### EXERCISE AIM
Collect all lines from the listing that include the string "nuts".

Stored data

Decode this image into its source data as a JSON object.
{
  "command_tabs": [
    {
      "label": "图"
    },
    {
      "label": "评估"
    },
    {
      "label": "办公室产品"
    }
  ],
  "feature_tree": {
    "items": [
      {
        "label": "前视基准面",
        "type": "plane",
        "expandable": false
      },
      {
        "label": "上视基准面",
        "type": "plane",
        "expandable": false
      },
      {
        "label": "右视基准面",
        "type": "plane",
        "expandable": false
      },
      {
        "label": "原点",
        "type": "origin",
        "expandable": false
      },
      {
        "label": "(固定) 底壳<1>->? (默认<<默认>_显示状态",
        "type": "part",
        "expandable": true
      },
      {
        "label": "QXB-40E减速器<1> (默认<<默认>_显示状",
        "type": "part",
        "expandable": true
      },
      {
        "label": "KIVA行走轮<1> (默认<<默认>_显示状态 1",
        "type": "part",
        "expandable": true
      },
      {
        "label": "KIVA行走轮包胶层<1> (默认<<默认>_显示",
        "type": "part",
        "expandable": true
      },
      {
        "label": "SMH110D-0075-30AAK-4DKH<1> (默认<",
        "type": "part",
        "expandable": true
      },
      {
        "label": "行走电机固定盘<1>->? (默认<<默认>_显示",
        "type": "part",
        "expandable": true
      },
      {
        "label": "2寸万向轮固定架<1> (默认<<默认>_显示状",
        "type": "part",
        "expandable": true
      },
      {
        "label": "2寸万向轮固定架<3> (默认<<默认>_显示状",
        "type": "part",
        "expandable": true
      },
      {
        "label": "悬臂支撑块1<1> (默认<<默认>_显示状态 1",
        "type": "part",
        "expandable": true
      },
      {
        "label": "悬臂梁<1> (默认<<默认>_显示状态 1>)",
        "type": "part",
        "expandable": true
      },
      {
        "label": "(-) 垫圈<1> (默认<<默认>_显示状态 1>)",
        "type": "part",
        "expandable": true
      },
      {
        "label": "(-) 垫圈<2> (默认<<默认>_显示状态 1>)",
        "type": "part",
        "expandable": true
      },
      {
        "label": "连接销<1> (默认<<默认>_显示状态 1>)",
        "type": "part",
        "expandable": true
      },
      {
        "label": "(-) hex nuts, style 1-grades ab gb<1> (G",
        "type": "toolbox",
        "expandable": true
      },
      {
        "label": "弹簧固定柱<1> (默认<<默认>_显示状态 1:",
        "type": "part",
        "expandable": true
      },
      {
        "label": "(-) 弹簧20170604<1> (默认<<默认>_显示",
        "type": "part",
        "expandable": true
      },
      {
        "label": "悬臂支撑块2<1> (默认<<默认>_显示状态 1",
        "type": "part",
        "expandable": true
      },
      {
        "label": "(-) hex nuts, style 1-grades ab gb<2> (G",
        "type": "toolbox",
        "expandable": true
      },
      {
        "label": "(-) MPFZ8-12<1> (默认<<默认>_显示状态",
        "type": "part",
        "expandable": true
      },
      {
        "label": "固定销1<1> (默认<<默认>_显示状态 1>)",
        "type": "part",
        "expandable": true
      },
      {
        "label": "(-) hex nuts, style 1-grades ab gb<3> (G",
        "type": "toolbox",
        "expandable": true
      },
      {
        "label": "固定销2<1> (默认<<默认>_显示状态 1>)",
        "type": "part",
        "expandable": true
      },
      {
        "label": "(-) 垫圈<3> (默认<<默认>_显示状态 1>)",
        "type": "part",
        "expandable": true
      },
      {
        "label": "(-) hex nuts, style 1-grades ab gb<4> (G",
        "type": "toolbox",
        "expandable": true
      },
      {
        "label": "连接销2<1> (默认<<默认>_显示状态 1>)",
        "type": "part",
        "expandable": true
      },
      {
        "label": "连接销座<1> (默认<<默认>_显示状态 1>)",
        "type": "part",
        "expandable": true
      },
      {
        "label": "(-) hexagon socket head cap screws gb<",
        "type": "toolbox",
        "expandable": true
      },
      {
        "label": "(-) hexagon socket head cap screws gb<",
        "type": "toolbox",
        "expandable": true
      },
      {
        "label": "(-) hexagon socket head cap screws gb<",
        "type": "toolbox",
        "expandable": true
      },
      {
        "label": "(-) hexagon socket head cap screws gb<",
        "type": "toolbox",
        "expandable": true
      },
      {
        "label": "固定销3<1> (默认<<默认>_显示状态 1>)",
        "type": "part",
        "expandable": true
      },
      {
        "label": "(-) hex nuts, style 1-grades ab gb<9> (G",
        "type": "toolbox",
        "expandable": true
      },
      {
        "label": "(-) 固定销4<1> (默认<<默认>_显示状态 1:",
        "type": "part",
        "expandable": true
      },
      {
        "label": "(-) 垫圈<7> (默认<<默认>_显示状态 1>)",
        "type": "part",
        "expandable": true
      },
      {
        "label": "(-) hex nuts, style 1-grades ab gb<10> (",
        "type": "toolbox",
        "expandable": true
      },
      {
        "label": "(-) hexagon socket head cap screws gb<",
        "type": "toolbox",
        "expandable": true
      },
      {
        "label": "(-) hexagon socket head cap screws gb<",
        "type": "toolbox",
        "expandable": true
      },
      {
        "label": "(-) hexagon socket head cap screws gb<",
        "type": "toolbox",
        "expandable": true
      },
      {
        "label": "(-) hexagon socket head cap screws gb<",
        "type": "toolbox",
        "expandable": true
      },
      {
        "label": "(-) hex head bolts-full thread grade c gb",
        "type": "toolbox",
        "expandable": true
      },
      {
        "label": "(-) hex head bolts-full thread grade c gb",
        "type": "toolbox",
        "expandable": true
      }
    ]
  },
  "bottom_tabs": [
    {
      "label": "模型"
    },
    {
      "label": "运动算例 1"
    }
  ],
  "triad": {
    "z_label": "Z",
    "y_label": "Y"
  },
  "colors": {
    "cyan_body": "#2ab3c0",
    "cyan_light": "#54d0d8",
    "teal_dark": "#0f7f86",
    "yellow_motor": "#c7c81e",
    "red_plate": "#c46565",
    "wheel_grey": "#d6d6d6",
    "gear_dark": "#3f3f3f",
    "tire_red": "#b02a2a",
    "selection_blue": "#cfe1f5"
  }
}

### FINAL ANSWER
        "label": "(-) hex nuts, style 1-grades ab gb<1> (G",
        "label": "(-) hex nuts, style 1-grades ab gb<2> (G",
        "label": "(-) hex nuts, style 1-grades ab gb<3> (G",
        "label": "(-) hex nuts, style 1-grades ab gb<4> (G",
        "label": "(-) hex nuts, style 1-grades ab gb<9> (G",
        "label": "(-) hex nuts, style 1-grades ab gb<10> (",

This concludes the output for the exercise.